Except, really, some of them haven’t. Yes, they’re certainly . . . more liquid than they were before, but the true horror of the game lies within the fact that these monsters ultimately reflect the men they were on the rig and inscribe the same patterns of harmful behavior as they did before their en-tentacling. The monstrosity of their external forms simply amplifies their most negative traits as coworkers.
This is not immediately evident in-game, since the first few monsters Caz encounters are not crew members he spent a lot of time with in the short beginning of the game, before shit hits the fan. The monsters, most unsettlingly, retain the ability to speak, and each monster has its own thematic refrain of negative emotion that colors each encounter. Some monsters weep about having killed their friends, saying over and over again that it wasn’t really their fault, while others relentlessly pursue Caz through shipping containers while screaming in anguish about how they are being abandoned. One monster in particular, formerly a person named Muir, complains again and again about how no one will help him, even as he drags his coworkers, supposedly the ‘help’ he seeks, off to their gruesome deaths.

Data lines:
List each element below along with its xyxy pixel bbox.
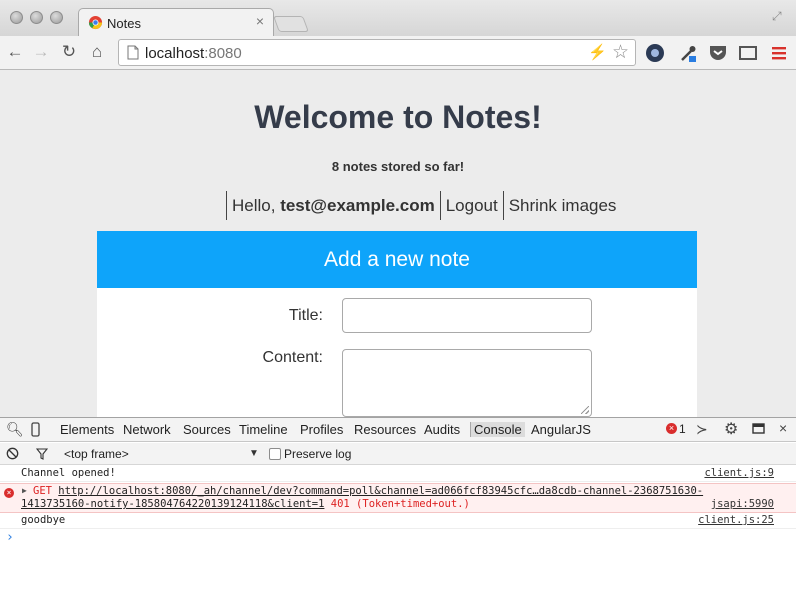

Set task A:
Answer each question from the passage on the game's monsters.
(i) According to the passage, what does the monstrosity of the monsters' external forms amplify?
(ii) What ability do the monsters still have, which the passage calls the most unsettling thing about them?
(iii) What does the monster formerly named Muir complain about again and again?
Set task B: List every lament the monsters voice in the passage on the game's monsters.

Task result A:
(i) Their most negative traits as coworkers.
(ii) The ability to speak.
(iii) That no one will help him.

Task result B:
- They have killed their friends.
- It wasn't really their fault.
- They are being abandoned.
- No one will help him (Muir).